> **Task instructions**
Transcribe the full listing exactly, and drop every picture.

> **Provided records**
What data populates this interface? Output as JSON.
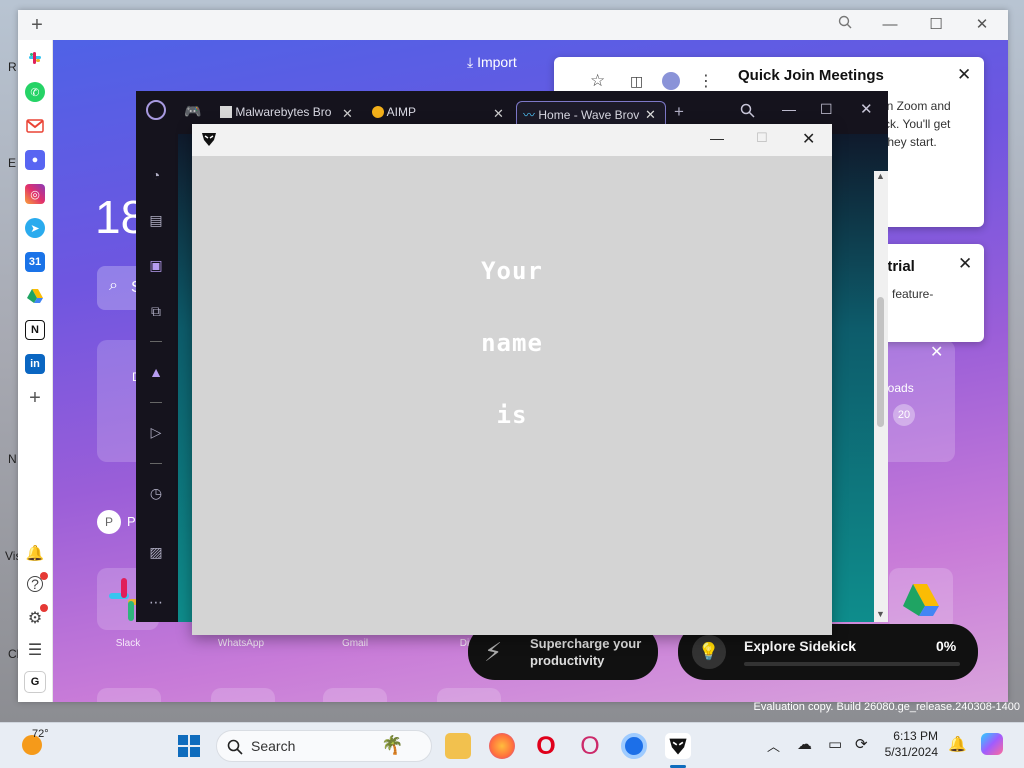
{
  "desktop": {
    "edge_letters": [
      "R",
      "E",
      "N",
      "Vis",
      "Ch"
    ],
    "watermark": "Evaluation copy. Build 26080.ge_release.240308-1400"
  },
  "sidekick": {
    "titlebar": {
      "add": "+"
    },
    "sidebar_apps": [
      {
        "name": "slack",
        "color": "#e01e5a"
      },
      {
        "name": "whatsapp",
        "color": "#25d366"
      },
      {
        "name": "gmail",
        "color": "#ea4335"
      },
      {
        "name": "discord",
        "color": "#5865f2"
      },
      {
        "name": "instagram",
        "color": "#e1306c"
      },
      {
        "name": "telegram",
        "color": "#2aabee"
      },
      {
        "name": "calendar",
        "color": "#1a73e8"
      },
      {
        "name": "drive",
        "color": "#1fa463"
      },
      {
        "name": "notion",
        "color": "#111111"
      },
      {
        "name": "linkedin",
        "color": "#0a66c2"
      }
    ],
    "sidebar_bottom": {
      "add": "+",
      "avatar": "G"
    },
    "import_label": "Import",
    "clock_partial": "18",
    "search_partial": "S",
    "tile_partial_text": "D",
    "downloads_label": "loads",
    "downloads_count": "20",
    "profile_letter": "P",
    "profile_partial": "P",
    "apps": [
      {
        "label": "Slack"
      },
      {
        "label": "WhatsApp"
      },
      {
        "label": "Gmail"
      },
      {
        "label": "Dis"
      }
    ],
    "popup_meetings": {
      "title": "Quick Join Meetings",
      "lines": [
        "in Zoom and",
        "ck. You'll get",
        "they start."
      ]
    },
    "popup_trial": {
      "title_partial": "o trial",
      "lines": [
        "feature-"
      ]
    },
    "pill_productivity": {
      "line1": "Supercharge your",
      "line2": "productivity"
    },
    "pill_explore": {
      "title": "Explore Sidekick",
      "percent": "0%",
      "progress": 0
    }
  },
  "opera": {
    "tabs": [
      {
        "label": "Malwarebytes Bro"
      },
      {
        "label": "AIMP"
      },
      {
        "label": "Home - Wave Brov"
      }
    ],
    "new_tab": "+"
  },
  "game": {
    "lines": [
      "Your",
      "name",
      "is"
    ]
  },
  "taskbar": {
    "weather_temp": "72°",
    "search_placeholder": "Search",
    "time": "6:13 PM",
    "date": "5/31/2024"
  }
}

> **Written solution**
What data populates this interface? Output as JSON.
{
  "desktop": {
    "edge_letters": [
      "R",
      "E",
      "N",
      "Vis",
      "Ch"
    ],
    "watermark": "Evaluation copy. Build 26080.ge_release.240308-1400"
  },
  "sidekick": {
    "titlebar": {
      "add": "+"
    },
    "sidebar_apps": [
      {
        "name": "slack",
        "color": "#e01e5a"
      },
      {
        "name": "whatsapp",
        "color": "#25d366"
      },
      {
        "name": "gmail",
        "color": "#ea4335"
      },
      {
        "name": "discord",
        "color": "#5865f2"
      },
      {
        "name": "instagram",
        "color": "#e1306c"
      },
      {
        "name": "telegram",
        "color": "#2aabee"
      },
      {
        "name": "calendar",
        "color": "#1a73e8"
      },
      {
        "name": "drive",
        "color": "#1fa463"
      },
      {
        "name": "notion",
        "color": "#111111"
      },
      {
        "name": "linkedin",
        "color": "#0a66c2"
      }
    ],
    "sidebar_bottom": {
      "add": "+",
      "avatar": "G"
    },
    "import_label": "Import",
    "clock_partial": "18",
    "search_partial": "S",
    "tile_partial_text": "D",
    "downloads_label": "loads",
    "downloads_count": "20",
    "profile_letter": "P",
    "profile_partial": "P",
    "apps": [
      {
        "label": "Slack"
      },
      {
        "label": "WhatsApp"
      },
      {
        "label": "Gmail"
      },
      {
        "label": "Dis"
      }
    ],
    "popup_meetings": {
      "title": "Quick Join Meetings",
      "lines": [
        "in Zoom and",
        "ck. You'll get",
        "they start."
      ]
    },
    "popup_trial": {
      "title_partial": "o trial",
      "lines": [
        "feature-"
      ]
    },
    "pill_productivity": {
      "line1": "Supercharge your",
      "line2": "productivity"
    },
    "pill_explore": {
      "title": "Explore Sidekick",
      "percent": "0%",
      "progress": 0
    }
  },
  "opera": {
    "tabs": [
      {
        "label": "Malwarebytes Bro"
      },
      {
        "label": "AIMP"
      },
      {
        "label": "Home - Wave Brov"
      }
    ],
    "new_tab": "+"
  },
  "game": {
    "lines": [
      "Your",
      "name",
      "is"
    ]
  },
  "taskbar": {
    "weather_temp": "72°",
    "search_placeholder": "Search",
    "time": "6:13 PM",
    "date": "5/31/2024"
  }
}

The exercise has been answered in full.